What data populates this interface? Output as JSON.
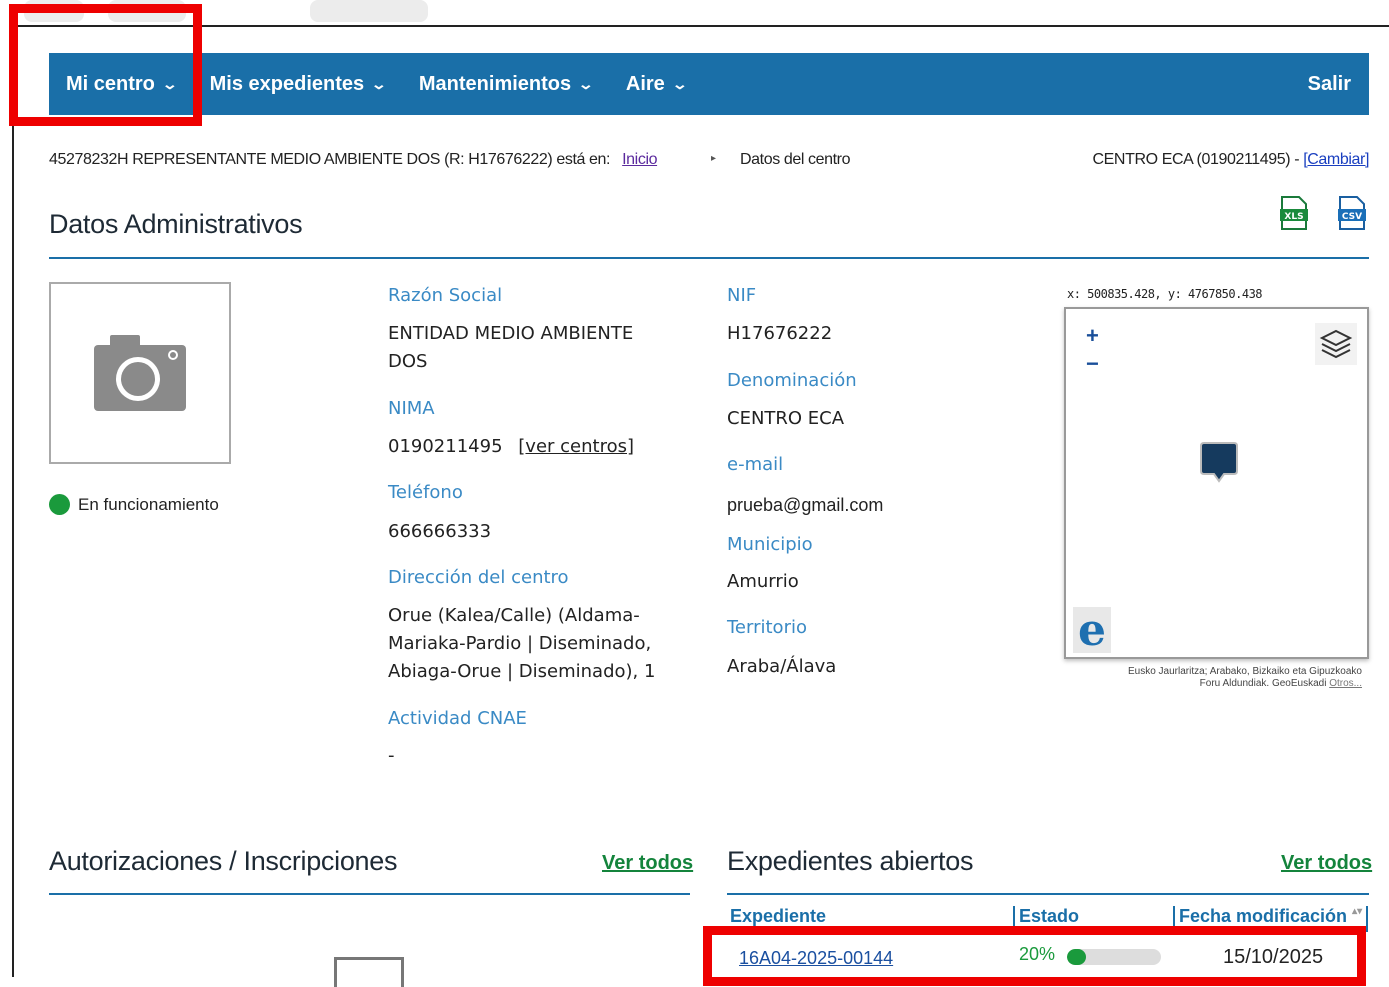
{
  "nav": {
    "items": [
      {
        "label": "Mi centro"
      },
      {
        "label": "Mis expedientes"
      },
      {
        "label": "Mantenimientos"
      },
      {
        "label": "Aire"
      }
    ],
    "exit_label": "Salir"
  },
  "breadcrumb": {
    "user": "45278232H REPRESENTANTE MEDIO AMBIENTE DOS (R: H17676222) está en:",
    "home_label": "Inicio",
    "current": "Datos del centro",
    "center_text": "CENTRO ECA (0190211495) - ",
    "change_label": "[Cambiar]"
  },
  "admin": {
    "title": "Datos Administrativos",
    "status": "En funcionamiento",
    "status_color": "#1a9a3c",
    "razon_social_label": "Razón Social",
    "razon_social_line1": "ENTIDAD MEDIO AMBIENTE",
    "razon_social_line2": "DOS",
    "nima_label": "NIMA",
    "nima_value": "0190211495",
    "ver_centros": "[ver centros]",
    "telefono_label": "Teléfono",
    "telefono_value": "666666333",
    "direccion_label": "Dirección del centro",
    "direccion_line1": "Orue (Kalea/Calle) (Aldama-",
    "direccion_line2": "Mariaka-Pardio | Diseminado,",
    "direccion_line3": "Abiaga-Orue | Diseminado), 1",
    "cnae_label": "Actividad CNAE",
    "cnae_value": "-",
    "nif_label": "NIF",
    "nif_value": "H17676222",
    "denominacion_label": "Denominación",
    "denominacion_value": "CENTRO ECA",
    "email_label": "e-mail",
    "email_value": "prueba@gmail.com",
    "municipio_label": "Municipio",
    "municipio_value": "Amurrio",
    "territorio_label": "Territorio",
    "territorio_value": "Araba/Álava"
  },
  "map": {
    "coords": "x: 500835.428, y: 4767850.438",
    "zoom_in": "+",
    "zoom_out": "−",
    "attribution_line1": "Eusko Jaurlaritza; Arabako, Bizkaiko eta Gipuzkoako",
    "attribution_line2": "Foru Aldundiak. GeoEuskadi ",
    "attribution_more": "Otros..."
  },
  "autorizaciones": {
    "title": "Autorizaciones / Inscripciones",
    "ver_todos": "Ver todos"
  },
  "expedientes": {
    "title": "Expedientes abiertos",
    "ver_todos": "Ver todos",
    "columns": [
      "Expediente",
      "Estado",
      "Fecha modificación"
    ],
    "rows": [
      {
        "expediente": "16A04-2025-00144",
        "estado_pct": "20%",
        "progress": 0.2,
        "fecha": "15/10/2025"
      }
    ]
  },
  "colors": {
    "nav_bg": "#1a6fa8",
    "label_blue": "#3a8ac5",
    "link_green": "#14843c",
    "highlight_red": "#ee0000"
  }
}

— Exercise instructions —
Transcribe all entries above exactly. Drop the pictures.

— Complete answer —
What data populates this interface? Output as JSON.
{
  "nav": {
    "items": [
      {
        "label": "Mi centro"
      },
      {
        "label": "Mis expedientes"
      },
      {
        "label": "Mantenimientos"
      },
      {
        "label": "Aire"
      }
    ],
    "exit_label": "Salir"
  },
  "breadcrumb": {
    "user": "45278232H REPRESENTANTE MEDIO AMBIENTE DOS (R: H17676222) está en:",
    "home_label": "Inicio",
    "current": "Datos del centro",
    "center_text": "CENTRO ECA (0190211495) - ",
    "change_label": "[Cambiar]"
  },
  "admin": {
    "title": "Datos Administrativos",
    "status": "En funcionamiento",
    "status_color": "#1a9a3c",
    "razon_social_label": "Razón Social",
    "razon_social_line1": "ENTIDAD MEDIO AMBIENTE",
    "razon_social_line2": "DOS",
    "nima_label": "NIMA",
    "nima_value": "0190211495",
    "ver_centros": "[ver centros]",
    "telefono_label": "Teléfono",
    "telefono_value": "666666333",
    "direccion_label": "Dirección del centro",
    "direccion_line1": "Orue (Kalea/Calle) (Aldama-",
    "direccion_line2": "Mariaka-Pardio | Diseminado,",
    "direccion_line3": "Abiaga-Orue | Diseminado), 1",
    "cnae_label": "Actividad CNAE",
    "cnae_value": "-",
    "nif_label": "NIF",
    "nif_value": "H17676222",
    "denominacion_label": "Denominación",
    "denominacion_value": "CENTRO ECA",
    "email_label": "e-mail",
    "email_value": "prueba@gmail.com",
    "municipio_label": "Municipio",
    "municipio_value": "Amurrio",
    "territorio_label": "Territorio",
    "territorio_value": "Araba/Álava"
  },
  "map": {
    "coords": "x: 500835.428, y: 4767850.438",
    "zoom_in": "+",
    "zoom_out": "−",
    "attribution_line1": "Eusko Jaurlaritza; Arabako, Bizkaiko eta Gipuzkoako",
    "attribution_line2": "Foru Aldundiak. GeoEuskadi ",
    "attribution_more": "Otros..."
  },
  "autorizaciones": {
    "title": "Autorizaciones / Inscripciones",
    "ver_todos": "Ver todos"
  },
  "expedientes": {
    "title": "Expedientes abiertos",
    "ver_todos": "Ver todos",
    "columns": [
      "Expediente",
      "Estado",
      "Fecha modificación"
    ],
    "rows": [
      {
        "expediente": "16A04-2025-00144",
        "estado_pct": "20%",
        "progress": 0.2,
        "fecha": "15/10/2025"
      }
    ]
  },
  "colors": {
    "nav_bg": "#1a6fa8",
    "label_blue": "#3a8ac5",
    "link_green": "#14843c",
    "highlight_red": "#ee0000"
  }
}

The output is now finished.